TASK STATEMENT
Copy out the following lines verbatim, all of them, keeping every character and number unchanged.

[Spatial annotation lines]
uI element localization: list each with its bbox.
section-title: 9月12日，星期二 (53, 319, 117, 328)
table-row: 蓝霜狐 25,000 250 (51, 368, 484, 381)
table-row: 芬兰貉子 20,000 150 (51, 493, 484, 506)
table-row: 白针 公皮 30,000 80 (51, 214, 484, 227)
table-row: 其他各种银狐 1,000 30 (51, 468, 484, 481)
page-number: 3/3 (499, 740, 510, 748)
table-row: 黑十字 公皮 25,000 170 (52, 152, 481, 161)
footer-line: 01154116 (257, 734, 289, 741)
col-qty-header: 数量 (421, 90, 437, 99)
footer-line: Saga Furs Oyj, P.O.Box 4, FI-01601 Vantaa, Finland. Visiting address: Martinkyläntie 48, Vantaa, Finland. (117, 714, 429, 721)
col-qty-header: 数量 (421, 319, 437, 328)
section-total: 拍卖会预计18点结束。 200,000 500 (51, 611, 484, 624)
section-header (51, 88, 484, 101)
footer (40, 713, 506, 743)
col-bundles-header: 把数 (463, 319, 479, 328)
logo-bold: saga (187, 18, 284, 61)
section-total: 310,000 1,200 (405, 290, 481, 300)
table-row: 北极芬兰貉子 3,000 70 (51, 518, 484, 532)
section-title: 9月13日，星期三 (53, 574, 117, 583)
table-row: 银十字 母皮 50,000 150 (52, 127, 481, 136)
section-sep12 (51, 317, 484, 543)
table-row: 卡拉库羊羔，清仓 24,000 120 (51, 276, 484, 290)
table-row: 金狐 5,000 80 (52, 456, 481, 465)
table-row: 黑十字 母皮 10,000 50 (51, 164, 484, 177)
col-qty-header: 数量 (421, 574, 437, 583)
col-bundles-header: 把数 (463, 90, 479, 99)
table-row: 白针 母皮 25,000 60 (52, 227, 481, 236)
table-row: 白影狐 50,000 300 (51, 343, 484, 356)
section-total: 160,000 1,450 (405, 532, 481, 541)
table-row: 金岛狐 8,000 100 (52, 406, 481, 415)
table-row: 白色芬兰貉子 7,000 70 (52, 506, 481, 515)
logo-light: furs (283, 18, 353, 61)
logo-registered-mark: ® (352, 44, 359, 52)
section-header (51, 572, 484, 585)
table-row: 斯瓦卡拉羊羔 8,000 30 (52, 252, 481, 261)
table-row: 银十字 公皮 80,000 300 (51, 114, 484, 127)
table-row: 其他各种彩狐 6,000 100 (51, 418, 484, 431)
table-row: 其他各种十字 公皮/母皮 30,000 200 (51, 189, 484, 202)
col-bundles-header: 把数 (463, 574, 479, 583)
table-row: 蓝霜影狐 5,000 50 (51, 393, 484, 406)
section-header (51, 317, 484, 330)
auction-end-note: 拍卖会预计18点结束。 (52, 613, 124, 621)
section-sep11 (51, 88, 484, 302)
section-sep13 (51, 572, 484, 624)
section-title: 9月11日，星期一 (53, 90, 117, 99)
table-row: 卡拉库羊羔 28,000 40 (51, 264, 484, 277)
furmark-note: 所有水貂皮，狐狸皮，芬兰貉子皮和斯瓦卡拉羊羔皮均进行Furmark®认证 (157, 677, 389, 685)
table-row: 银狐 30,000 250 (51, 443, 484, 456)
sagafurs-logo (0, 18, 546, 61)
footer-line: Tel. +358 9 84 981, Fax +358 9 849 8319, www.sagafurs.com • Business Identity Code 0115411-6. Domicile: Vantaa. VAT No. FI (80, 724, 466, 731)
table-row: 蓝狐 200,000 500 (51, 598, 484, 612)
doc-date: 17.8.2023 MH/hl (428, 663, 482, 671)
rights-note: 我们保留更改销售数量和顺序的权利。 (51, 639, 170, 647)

WRITTEN SOLUTION
uI element localization: list each with its bbox.
section-title: 9月12日，星期二 (53, 319, 117, 328)
table-row: 蓝霜狐 25,000 250 (51, 368, 484, 381)
table-row: 芬兰貉子 20,000 150 (51, 493, 484, 506)
table-row: 白针 公皮 30,000 80 (51, 214, 484, 227)
table-row: 其他各种银狐 1,000 30 (51, 468, 484, 481)
page-number: 3/3 (499, 740, 510, 748)
table-row: 黑十字 公皮 25,000 170 (52, 152, 481, 161)
footer-line: 01154116 (257, 734, 289, 741)
col-qty-header: 数量 (421, 90, 437, 99)
footer-line: Saga Furs Oyj, P.O.Box 4, FI-01601 Vantaa, Finland. Visiting address: Martinkyläntie 48, Vantaa, Finland. (117, 714, 429, 721)
col-qty-header: 数量 (421, 319, 437, 328)
section-total: 拍卖会预计18点结束。 200,000 500 (51, 611, 484, 624)
section-header (51, 88, 484, 101)
footer (40, 713, 506, 743)
col-bundles-header: 把数 (463, 319, 479, 328)
logo-bold: saga (187, 18, 284, 61)
section-total: 310,000 1,200 (405, 290, 481, 300)
table-row: 北极芬兰貉子 3,000 70 (51, 518, 484, 532)
section-title: 9月13日，星期三 (53, 574, 117, 583)
table-row: 银十字 母皮 50,000 150 (52, 127, 481, 136)
section-sep12 (51, 317, 484, 543)
table-row: 卡拉库羊羔，清仓 24,000 120 (51, 276, 484, 290)
table-row: 金狐 5,000 80 (52, 456, 481, 465)
table-row: 黑十字 母皮 10,000 50 (51, 164, 484, 177)
col-qty-header: 数量 (421, 574, 437, 583)
col-bundles-header: 把数 (463, 90, 479, 99)
table-row: 白针 母皮 25,000 60 (52, 227, 481, 236)
table-row: 白影狐 50,000 300 (51, 343, 484, 356)
section-total: 160,000 1,450 (405, 532, 481, 541)
table-row: 金岛狐 8,000 100 (52, 406, 481, 415)
table-row: 白色芬兰貉子 7,000 70 (52, 506, 481, 515)
logo-light: furs (283, 18, 353, 61)
logo-registered-mark: ® (352, 44, 359, 52)
section-header (51, 572, 484, 585)
table-row: 斯瓦卡拉羊羔 8,000 30 (52, 252, 481, 261)
table-row: 银十字 公皮 80,000 300 (51, 114, 484, 127)
table-row: 其他各种彩狐 6,000 100 (51, 418, 484, 431)
table-row: 其他各种十字 公皮/母皮 30,000 200 (51, 189, 484, 202)
col-bundles-header: 把数 (463, 574, 479, 583)
table-row: 蓝霜影狐 5,000 50 (51, 393, 484, 406)
section-header (51, 317, 484, 330)
auction-end-note: 拍卖会预计18点结束。 (52, 613, 124, 621)
section-sep11 (51, 88, 484, 302)
section-sep13 (51, 572, 484, 624)
section-title: 9月11日，星期一 (53, 90, 117, 99)
table-row: 卡拉库羊羔 28,000 40 (51, 264, 484, 277)
furmark-note: 所有水貂皮，狐狸皮，芬兰貉子皮和斯瓦卡拉羊羔皮均进行Furmark®认证 (157, 677, 389, 685)
table-row: 银狐 30,000 250 (51, 443, 484, 456)
sagafurs-logo (0, 18, 546, 61)
footer-line: Tel. +358 9 84 981, Fax +358 9 849 8319, www.sagafurs.com • Business Identity Code 0115411-6. Domicile: Vantaa. VAT No. FI (80, 724, 466, 731)
table-row: 蓝狐 200,000 500 (51, 598, 484, 612)
doc-date: 17.8.2023 MH/hl (428, 663, 482, 671)
rights-note: 我们保留更改销售数量和顺序的权利。 (51, 639, 170, 647)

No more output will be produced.